begin DATA SHOWN
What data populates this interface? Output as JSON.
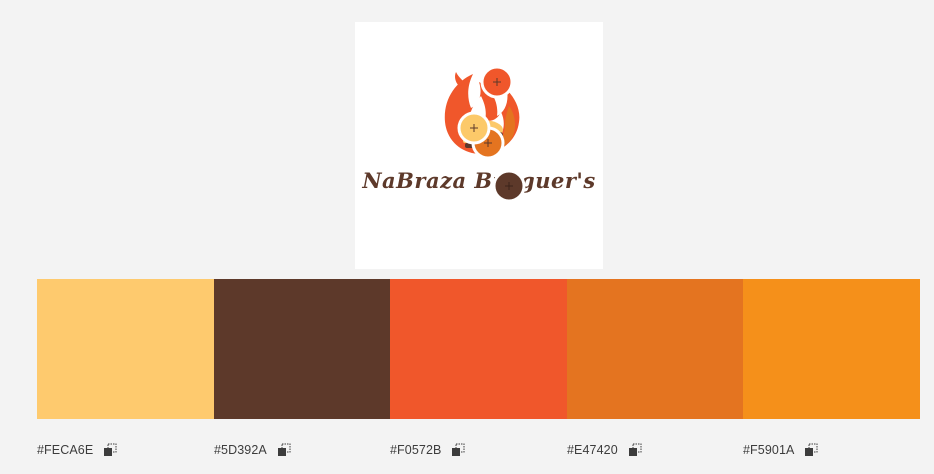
{
  "logo": {
    "wordmark": "NaBraza Burguer's"
  },
  "palette": {
    "swatches": [
      {
        "hex": "#FECA6E",
        "label": "#FECA6E"
      },
      {
        "hex": "#5D392A",
        "label": "#5D392A"
      },
      {
        "hex": "#F0572B",
        "label": "#F0572B"
      },
      {
        "hex": "#E47420",
        "label": "#E47420"
      },
      {
        "hex": "#F5901A",
        "label": "#F5901A"
      }
    ]
  },
  "colors": {
    "background": "#F3F3F3",
    "panel": "#FFFFFF",
    "label_text": "#3C3C3C"
  },
  "icons": {
    "copy": "copy-icon",
    "picker": "color-picker-marker-icon"
  }
}
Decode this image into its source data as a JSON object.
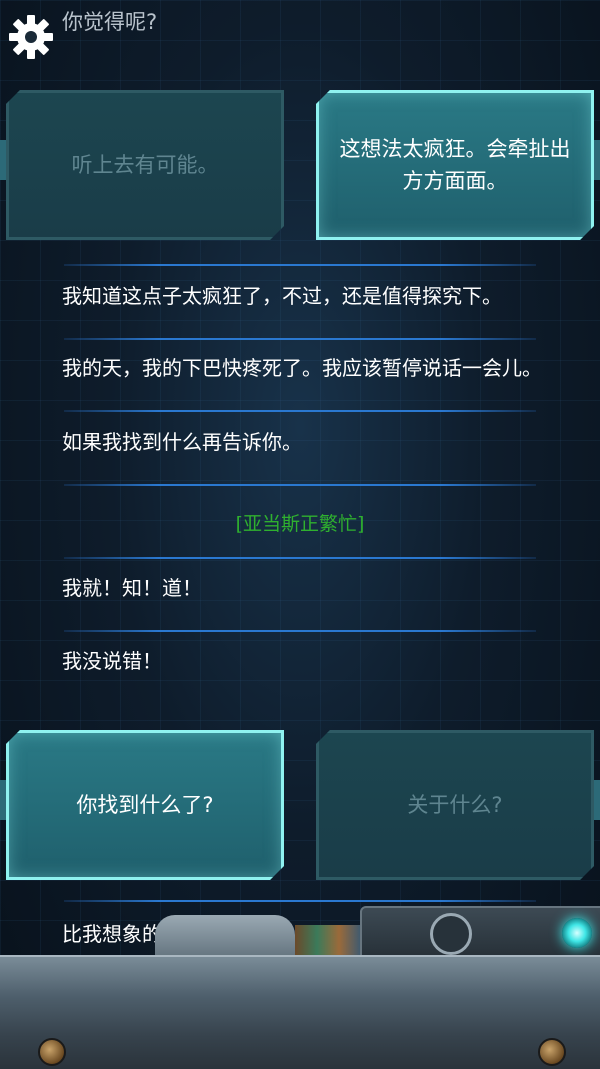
{
  "header": {
    "previous_line": "你觉得呢?"
  },
  "choices_top": [
    {
      "label": "听上去有可能。",
      "state": "unselected"
    },
    {
      "label": "这想法太疯狂。会牵扯出方方面面。",
      "state": "selected"
    }
  ],
  "messages": [
    "我知道这点子太疯狂了，不过，还是值得探究下。",
    "我的天，我的下巴快疼死了。我应该暂停说话一会儿。",
    "如果我找到什么再告诉你。"
  ],
  "status": "[亚当斯正繁忙]",
  "messages2": [
    "我就！知！道！",
    "我没说错！"
  ],
  "choices_bottom": [
    {
      "label": "你找到什么了?",
      "state": "selected"
    },
    {
      "label": "关于什么?",
      "state": "unselected"
    }
  ],
  "partial_message": "比我想象的",
  "colors": {
    "status_green": "#2fb02f",
    "accent_cyan": "#8ff2f0",
    "separator_blue": "#2a78d0"
  },
  "icons": {
    "settings": "gear-icon"
  }
}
end DATA SHOWN
TASK PROMPT :: Each record above is to be restated exactly, with its pictures removed from the copy.

EXPECTED ANSWER ::
What data populates this interface? Output as JSON.
{
  "logo": {
    "wordmark": "NaBraza Burguer's"
  },
  "palette": {
    "swatches": [
      {
        "hex": "#FECA6E",
        "label": "#FECA6E"
      },
      {
        "hex": "#5D392A",
        "label": "#5D392A"
      },
      {
        "hex": "#F0572B",
        "label": "#F0572B"
      },
      {
        "hex": "#E47420",
        "label": "#E47420"
      },
      {
        "hex": "#F5901A",
        "label": "#F5901A"
      }
    ]
  },
  "colors": {
    "background": "#F3F3F3",
    "panel": "#FFFFFF",
    "label_text": "#3C3C3C"
  },
  "icons": {
    "copy": "copy-icon",
    "picker": "color-picker-marker-icon"
  }
}
Decode this image into its source data as a JSON object.
{
  "header": {
    "previous_line": "你觉得呢?"
  },
  "choices_top": [
    {
      "label": "听上去有可能。",
      "state": "unselected"
    },
    {
      "label": "这想法太疯狂。会牵扯出方方面面。",
      "state": "selected"
    }
  ],
  "messages": [
    "我知道这点子太疯狂了，不过，还是值得探究下。",
    "我的天，我的下巴快疼死了。我应该暂停说话一会儿。",
    "如果我找到什么再告诉你。"
  ],
  "status": "[亚当斯正繁忙]",
  "messages2": [
    "我就！知！道！",
    "我没说错！"
  ],
  "choices_bottom": [
    {
      "label": "你找到什么了?",
      "state": "selected"
    },
    {
      "label": "关于什么?",
      "state": "unselected"
    }
  ],
  "partial_message": "比我想象的",
  "colors": {
    "status_green": "#2fb02f",
    "accent_cyan": "#8ff2f0",
    "separator_blue": "#2a78d0"
  },
  "icons": {
    "settings": "gear-icon"
  }
}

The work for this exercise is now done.